* **Work instructions**: Isolate every line in the records below with "типографии" in it.

* **Data for the task**:
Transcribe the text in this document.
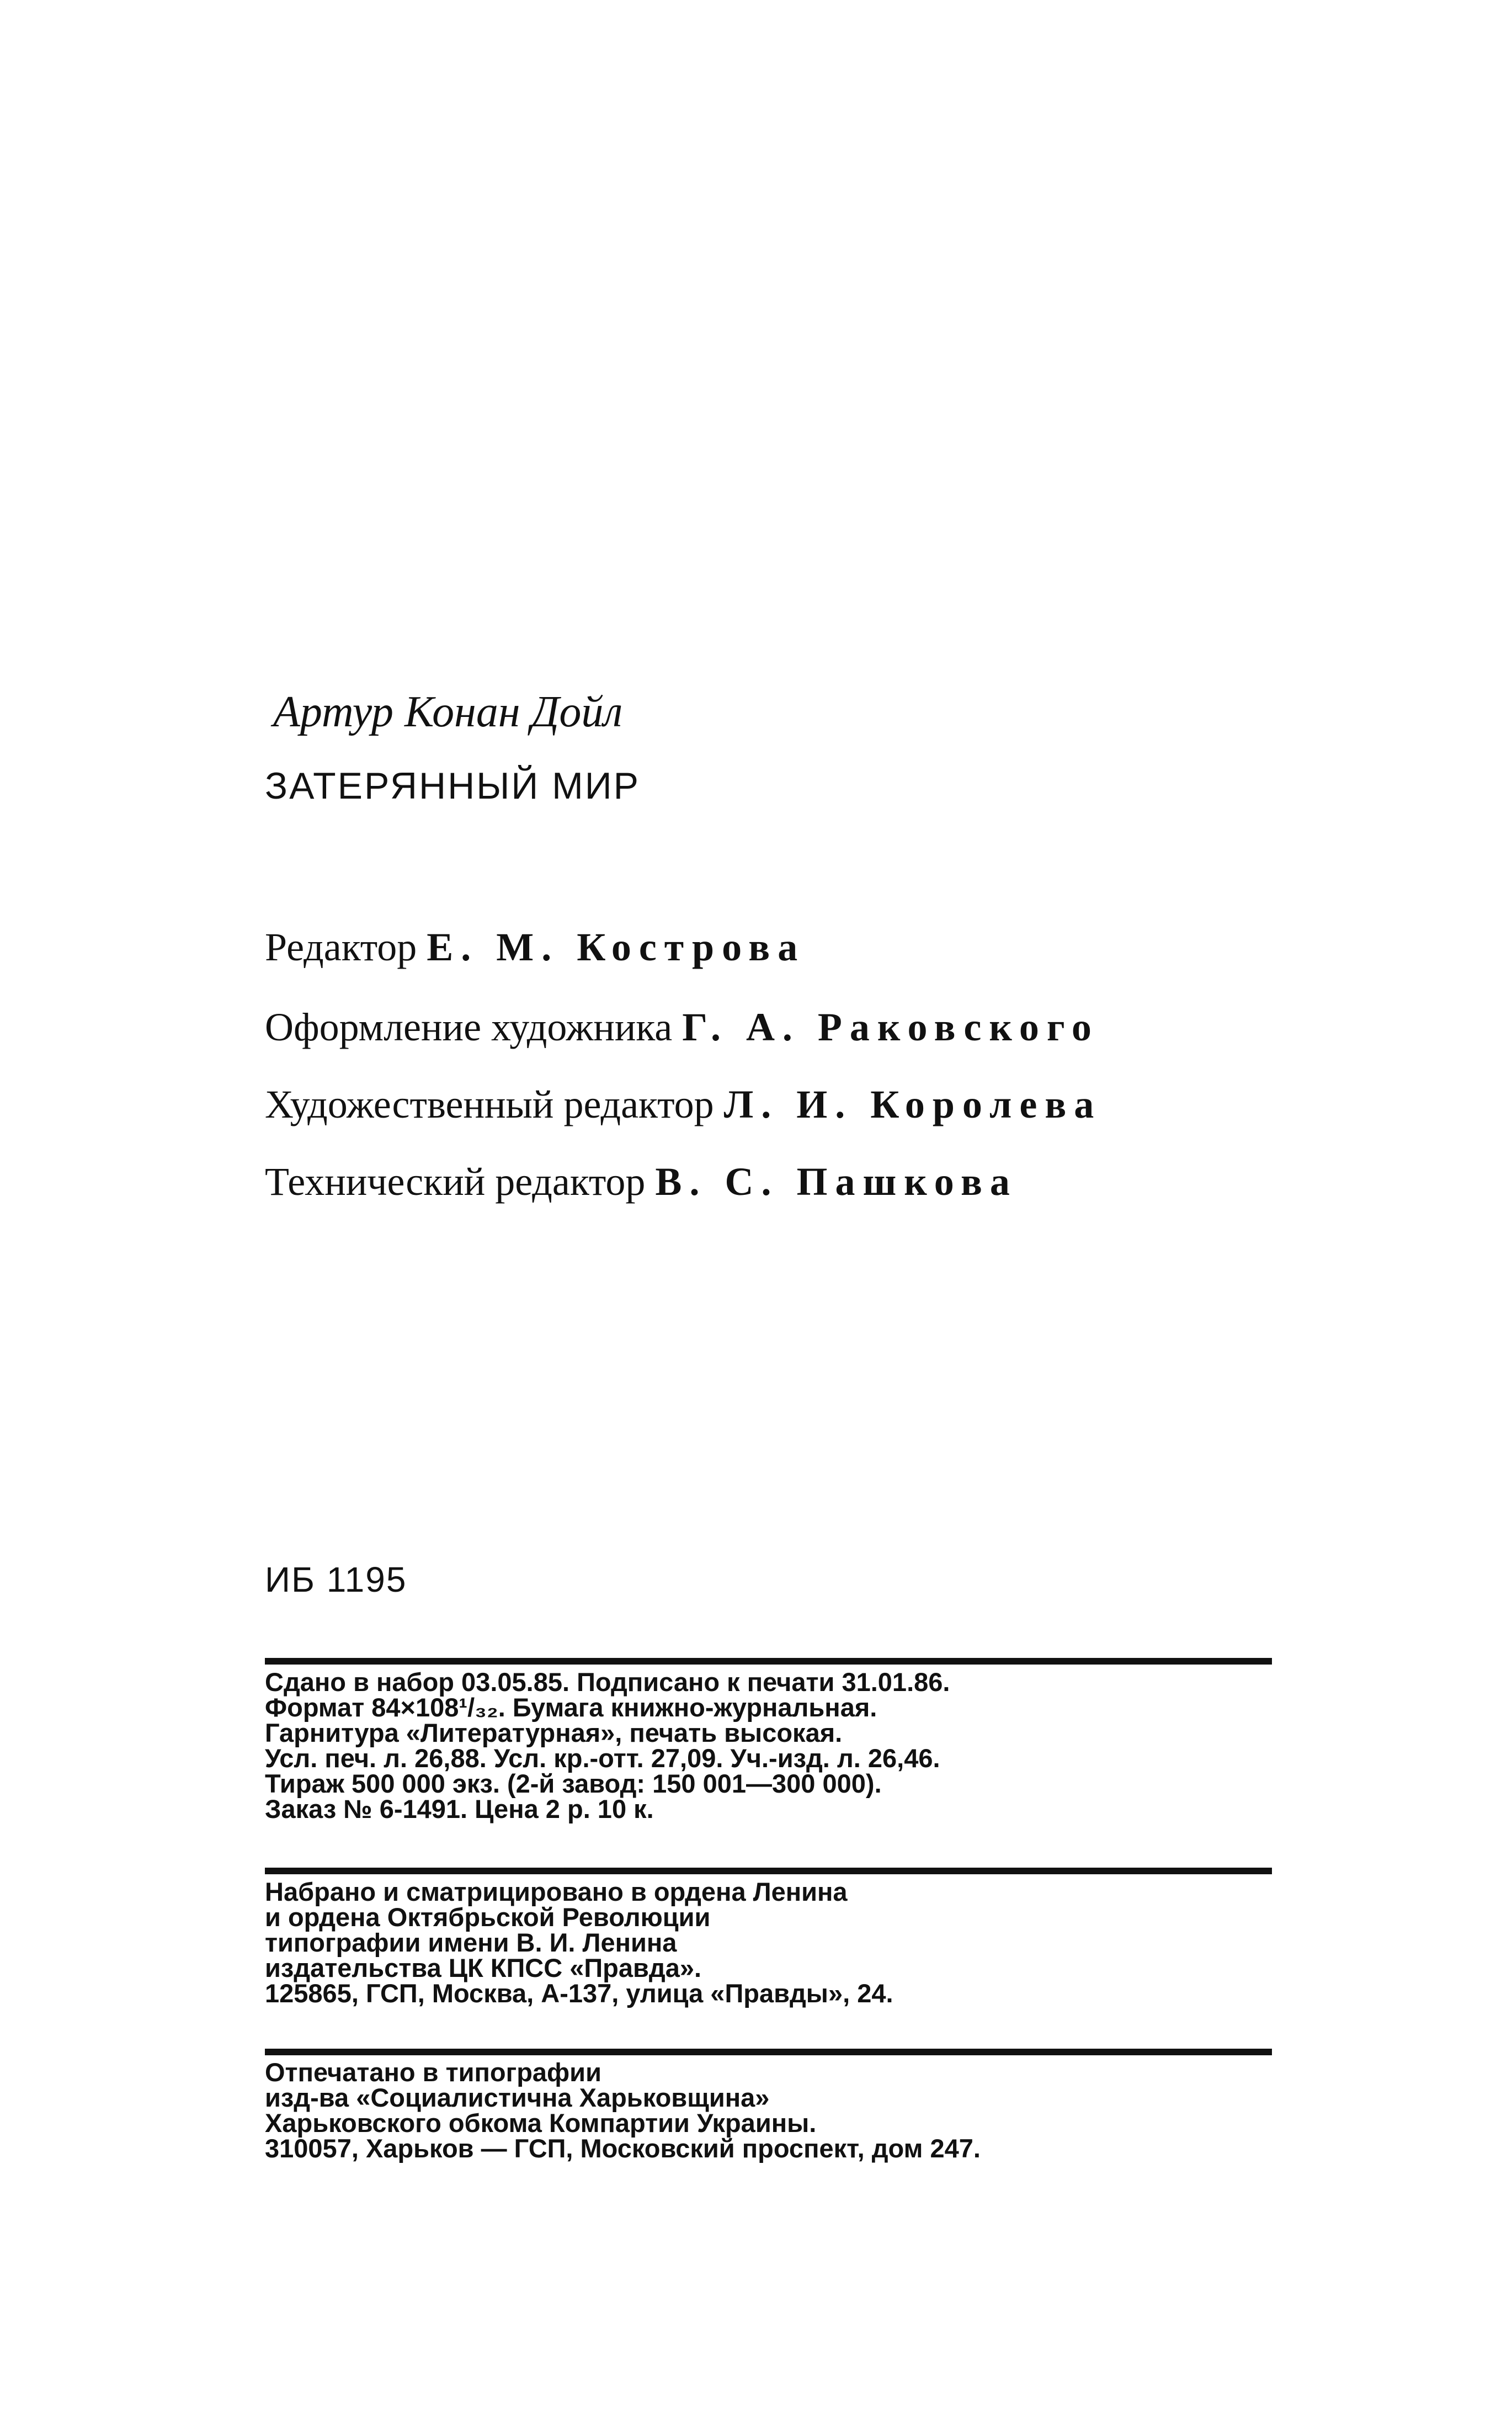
Артур Конан Дойл
ЗАТЕРЯННЫЙ МИР
Редактор Е. М. Кострова
Оформление художника Г. А. Раковского
Художественный редактор Л. И. Королева
Технический редактор В. С. Пашкова
ИБ 1195
Сдано в набор 03.05.85. Подписано к печати 31.01.86.
Формат 84×108¹/₃₂. Бумага книжно-журнальная.
Гарнитура «Литературная», печать высокая.
Усл. печ. л. 26,88. Усл. кр.-отт. 27,09. Уч.-изд. л. 26,46.
Тираж 500 000 экз. (2-й завод: 150 001—300 000).
Заказ № 6-1491. Цена 2 р. 10 к.
Набрано и сматрицировано в ордена Ленина
и ордена Октябрьской Революции
типографии имени В. И. Ленина
издательства ЦК КПСС «Правда».
125865, ГСП, Москва, А-137, улица «Правды», 24.
Отпечатано в типографии
изд-ва «Социалистична Харьковщина»
Харьковского обкома Компартии Украины.
310057, Харьков — ГСП, Московский проспект, дом 247.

* **Expected answer**:
типографии имени В. И. Ленина
Отпечатано в типографии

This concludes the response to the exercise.